====== INPUT ======

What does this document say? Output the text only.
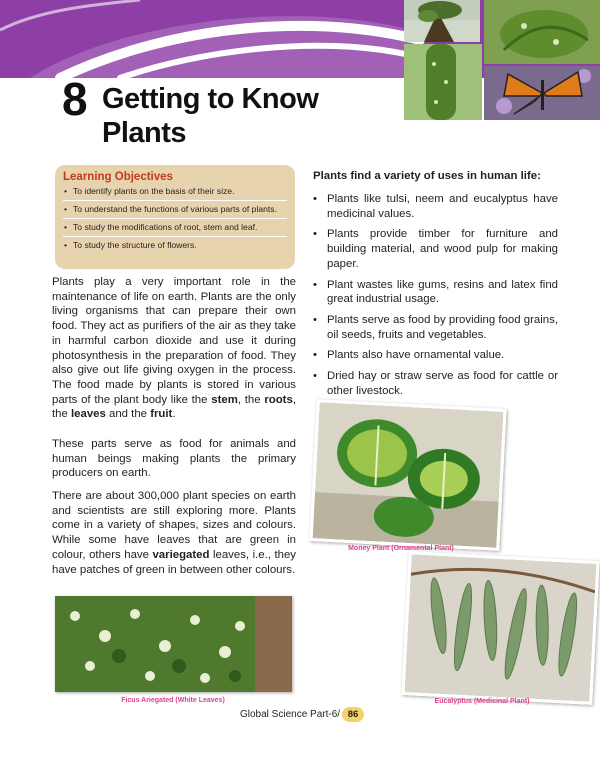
8 Getting to Know Plants
Learning Objectives
• To identify plants on the basis of their size.
• To understand the functions of various parts of plants.
• To study the modifications of root, stem and leaf.
• To study the structure of flowers.

Plants play a very important role in the maintenance of life on earth. Plants are the only living organisms that can prepare their own food. They act as purifiers of the air as they take in harmful carbon dioxide and use it during photosynthesis in the preparation of food. They also give out life giving oxygen in the process. The food made by plants is stored in various parts of the plant body like the stem, the roots, the leaves and the fruit.

These parts serve as food for animals and human beings making plants the primary producers on earth.

There are about 300,000 plant species on earth and scientists are still exploring more. Plants come in a variety of shapes, sizes and colours. While some have leaves that are green in colour, others have variegated leaves, i.e., they have patches of green in between other colours.

Plants find a variety of uses in human life:
• Plants like tulsi, neem and eucalyptus have medicinal values.
• Plants provide timber for furniture and building material, and wood pulp for making paper.
• Plant wastes like gums, resins and latex find great industrial usage.
• Plants serve as food by providing food grains, oil seeds, fruits and vegetables.
• Plants also have ornamental value.
• Dried hay or straw serve as food for cattle or other livestock.
Money Plant (Ornamental Plant)
Eucalyptus (Medicinal Plant)
Ficus Ariegated (White Leaves)
Global Science Part-6/ 86
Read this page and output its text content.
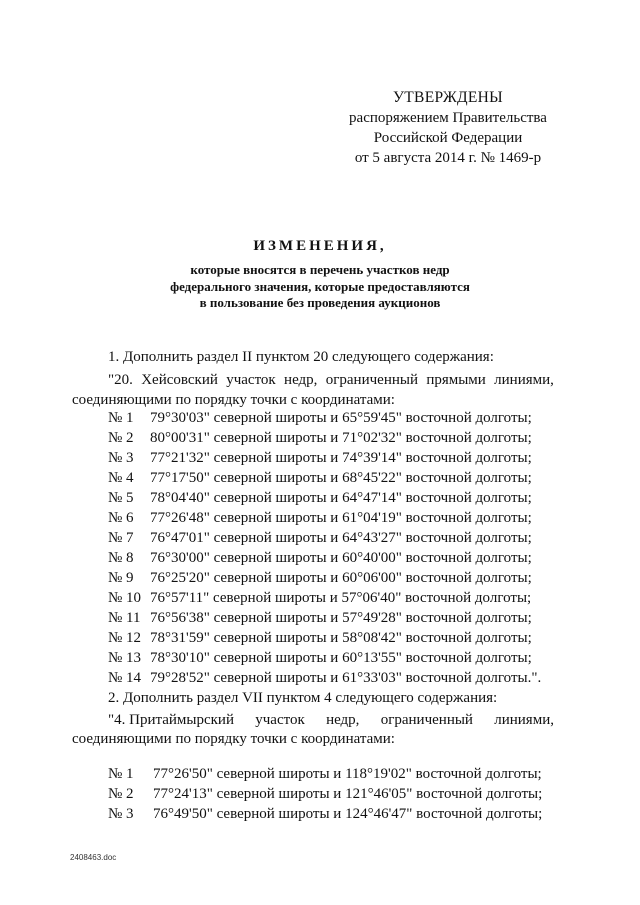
УТВЕРЖДЕНЫ
распоряжением Правительства
Российской Федерации
от 5 августа 2014 г. № 1469-р
ИЗМЕНЕНИЯ,
которые вносятся в перечень участков недр
федерального значения, которые предоставляются
в пользование без проведения аукционов
1. Дополнить раздел II пунктом 20 следующего содержания:
"20. Хейсовский участок недр, ограниченный прямыми линиями,
соединяющими по порядку точки с координатами:
№ 1 79°30'03" северной широты и 65°59'45" восточной долготы;
№ 2 80°00'31" северной широты и 71°02'32" восточной долготы;
№ 3 77°21'32" северной широты и 74°39'14" восточной долготы;
№ 4 77°17'50" северной широты и 68°45'22" восточной долготы;
№ 5 78°04'40" северной широты и 64°47'14" восточной долготы;
№ 6 77°26'48" северной широты и 61°04'19" восточной долготы;
№ 7 76°47'01" северной широты и 64°43'27" восточной долготы;
№ 8 76°30'00" северной широты и 60°40'00" восточной долготы;
№ 9 76°25'20" северной широты и 60°06'00" восточной долготы;
№ 10 76°57'11" северной широты и 57°06'40" восточной долготы;
№ 11 76°56'38" северной широты и 57°49'28" восточной долготы;
№ 12 78°31'59" северной широты и 58°08'42" восточной долготы;
№ 13 78°30'10" северной широты и 60°13'55" восточной долготы;
№ 14 79°28'52" северной широты и 61°33'03" восточной долготы.".
2. Дополнить раздел VII пунктом 4 следующего содержания:
"4. Притаймырский участок недр, ограниченный линиями,
соединяющими по порядку точки с координатами:
№ 1 77°26'50" северной широты и 118°19'02" восточной долготы;
№ 2 77°24'13" северной широты и 121°46'05" восточной долготы;
№ 3 76°49'50" северной широты и 124°46'47" восточной долготы;
2408463.doc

======

Copy the listing over exactly, skipping the pictures it holds.

* RESULT FOR THIS TASK:
What does this document say? Output the text only.
8 Getting to Know Plants
Learning Objectives
• To identify plants on the basis of their size.
• To understand the functions of various parts of plants.
• To study the modifications of root, stem and leaf.
• To study the structure of flowers.

Plants play a very important role in the maintenance of life on earth. Plants are the only living organisms that can prepare their own food. They act as purifiers of the air as they take in harmful carbon dioxide and use it during photosynthesis in the preparation of food. They also give out life giving oxygen in the process. The food made by plants is stored in various parts of the plant body like the stem, the roots, the leaves and the fruit.

These parts serve as food for animals and human beings making plants the primary producers on earth.

There are about 300,000 plant species on earth and scientists are still exploring more. Plants come in a variety of shapes, sizes and colours. While some have leaves that are green in colour, others have variegated leaves, i.e., they have patches of green in between other colours.

Plants find a variety of uses in human life:
• Plants like tulsi, neem and eucalyptus have medicinal values.
• Plants provide timber for furniture and building material, and wood pulp for making paper.
• Plant wastes like gums, resins and latex find great industrial usage.
• Plants serve as food by providing food grains, oil seeds, fruits and vegetables.
• Plants also have ornamental value.
• Dried hay or straw serve as food for cattle or other livestock.
Money Plant (Ornamental Plant)
Eucalyptus (Medicinal Plant)
Ficus Ariegated (White Leaves)
Global Science Part-6/ 86
Read this page and output its text content.
УТВЕРЖДЕНЫ
распоряжением Правительства
Российской Федерации
от 5 августа 2014 г. № 1469-р
ИЗМЕНЕНИЯ,
которые вносятся в перечень участков недр
федерального значения, которые предоставляются
в пользование без проведения аукционов
1. Дополнить раздел II пунктом 20 следующего содержания:
"20. Хейсовский участок недр, ограниченный прямыми линиями,
соединяющими по порядку точки с координатами:
№ 1 79°30'03" северной широты и 65°59'45" восточной долготы;
№ 2 80°00'31" северной широты и 71°02'32" восточной долготы;
№ 3 77°21'32" северной широты и 74°39'14" восточной долготы;
№ 4 77°17'50" северной широты и 68°45'22" восточной долготы;
№ 5 78°04'40" северной широты и 64°47'14" восточной долготы;
№ 6 77°26'48" северной широты и 61°04'19" восточной долготы;
№ 7 76°47'01" северной широты и 64°43'27" восточной долготы;
№ 8 76°30'00" северной широты и 60°40'00" восточной долготы;
№ 9 76°25'20" северной широты и 60°06'00" восточной долготы;
№ 10 76°57'11" северной широты и 57°06'40" восточной долготы;
№ 11 76°56'38" северной широты и 57°49'28" восточной долготы;
№ 12 78°31'59" северной широты и 58°08'42" восточной долготы;
№ 13 78°30'10" северной широты и 60°13'55" восточной долготы;
№ 14 79°28'52" северной широты и 61°33'03" восточной долготы.".
2. Дополнить раздел VII пунктом 4 следующего содержания:
"4. Притаймырский участок недр, ограниченный линиями,
соединяющими по порядку точки с координатами:
№ 1 77°26'50" северной широты и 118°19'02" восточной долготы;
№ 2 77°24'13" северной широты и 121°46'05" восточной долготы;
№ 3 76°49'50" северной широты и 124°46'47" восточной долготы;
2408463.doc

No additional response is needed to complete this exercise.